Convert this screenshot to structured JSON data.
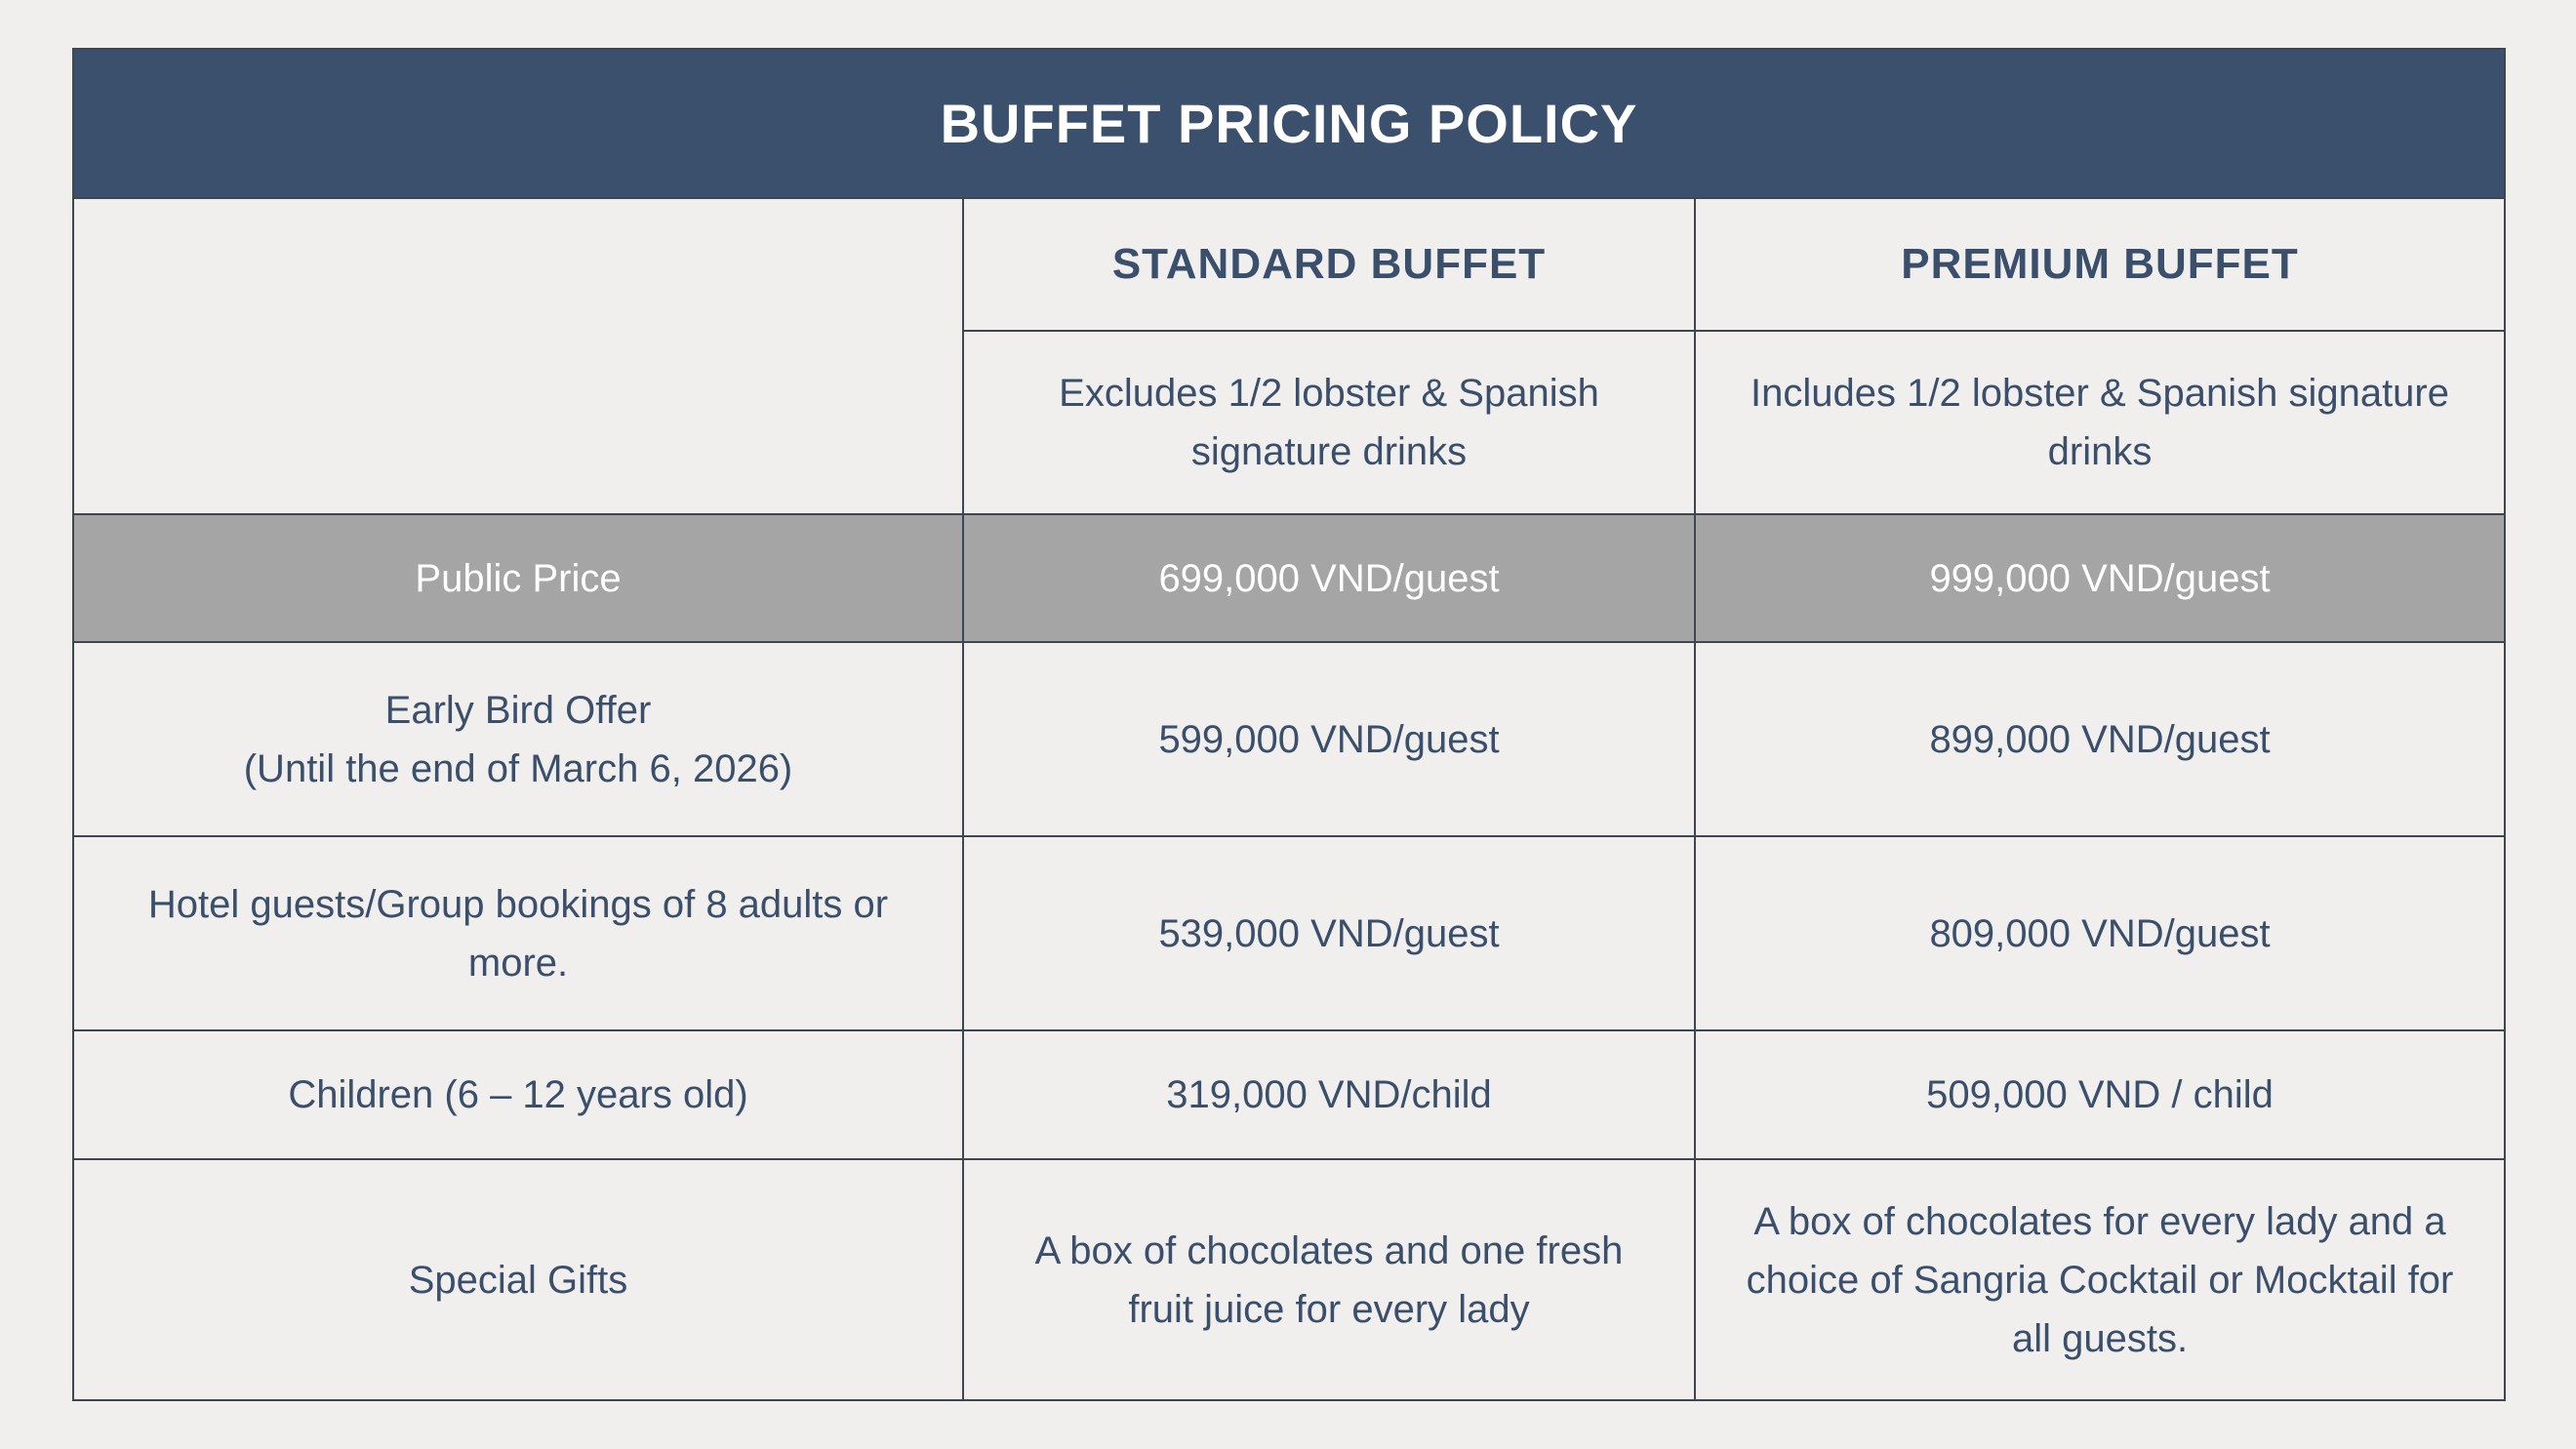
{
  "title": "BUFFET PRICING POLICY",
  "columns": {
    "standard": {
      "name": "STANDARD BUFFET",
      "description": "Excludes 1/2 lobster & Spanish signature drinks"
    },
    "premium": {
      "name": "PREMIUM BUFFET",
      "description": "Includes 1/2 lobster & Spanish signature drinks"
    }
  },
  "rows": {
    "public": {
      "label": "Public Price",
      "standard": "699,000 VND/guest",
      "premium": "999,000 VND/guest"
    },
    "early_bird": {
      "label": "Early Bird Offer",
      "sublabel": "(Until the end of March 6, 2026)",
      "standard": "599,000 VND/guest",
      "premium": "899,000 VND/guest"
    },
    "hotel": {
      "label": "Hotel guests/Group bookings of 8 adults or more.",
      "standard": "539,000 VND/guest",
      "premium": "809,000 VND/guest"
    },
    "children": {
      "label": "Children (6 – 12 years old)",
      "standard": "319,000 VND/child",
      "premium": "509,000 VND / child"
    },
    "gifts": {
      "label": "Special Gifts",
      "standard": "A box of chocolates and one fresh fruit juice for every lady",
      "premium": "A box of chocolates for every lady and a choice of Sangria Cocktail or Mocktail for all guests."
    }
  },
  "colors": {
    "header_bg": "#3a506d",
    "text": "#3a4f6c",
    "highlight_row_bg": "#a5a5a5",
    "page_bg": "#f1efed"
  }
}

-*-*-

Report how many lines in the data include the word "Spanish", and give nothing but the count.

**Response**:
2